THE REQUEST:
Using the records below, locate all lines containing "Reducir" and return them.

GIVEN DATA:
--------

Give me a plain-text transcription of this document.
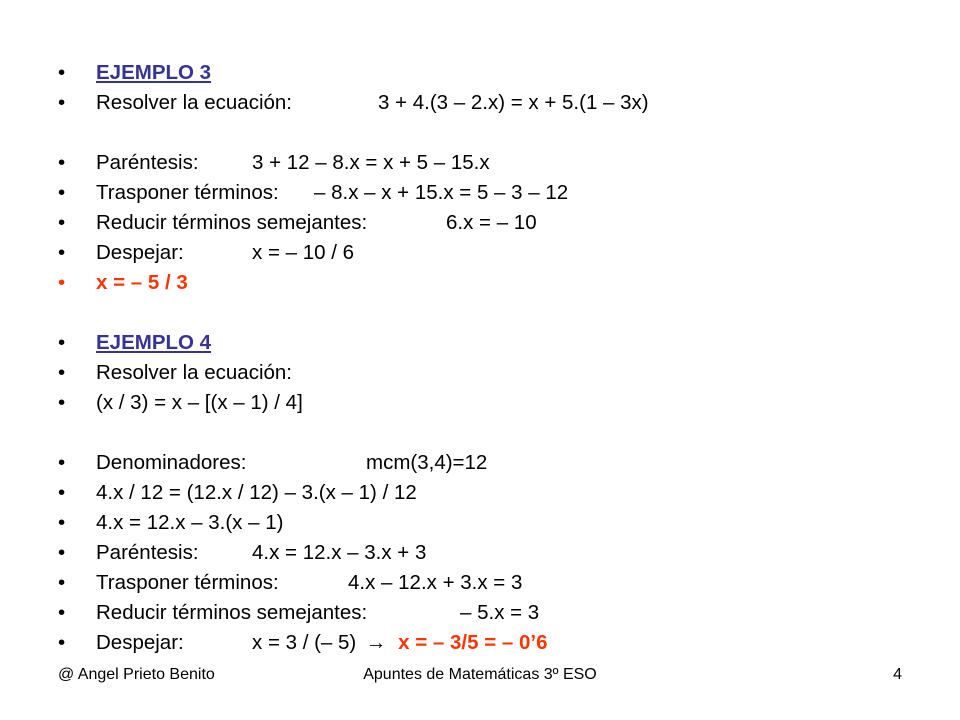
•	EJEMPLO 3
•	Resolver la ecuación:	3 + 4.(3 – 2.x) = x + 5.(1 – 3x)
•	Paréntesis:	3 + 12 – 8.x = x + 5 – 15.x
•	Trasponer términos: – 8.x – x + 15.x = 5 – 3 – 12
•	Reducir términos semejantes:	6.x = – 10
•	Despejar:	x = – 10 / 6
•	x = – 5 / 3
•	EJEMPLO 4
•	Resolver la ecuación:
•	(x / 3) = x – [(x – 1) / 4]
•	Denominadores:	mcm(3,4)=12
•	4.x / 12 = (12.x / 12) – 3.(x – 1) / 12
•	4.x = 12.x – 3.(x – 1)
•	Paréntesis:	4.x = 12.x – 3.x + 3
•	Trasponer términos:	4.x – 12.x + 3.x = 3
•	Reducir términos semejantes:	– 5.x = 3
•	Despejar:	x = 3 / (– 5) → x = – 3/5 = – 0’6
@ Angel Prieto Benito	Apuntes de Matemáticas 3º ESO	4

--------

ANSWER TO THIS PROBLEM:
•	Reducir términos semejantes:	6.x = – 10
•	Reducir términos semejantes:	– 5.x = 3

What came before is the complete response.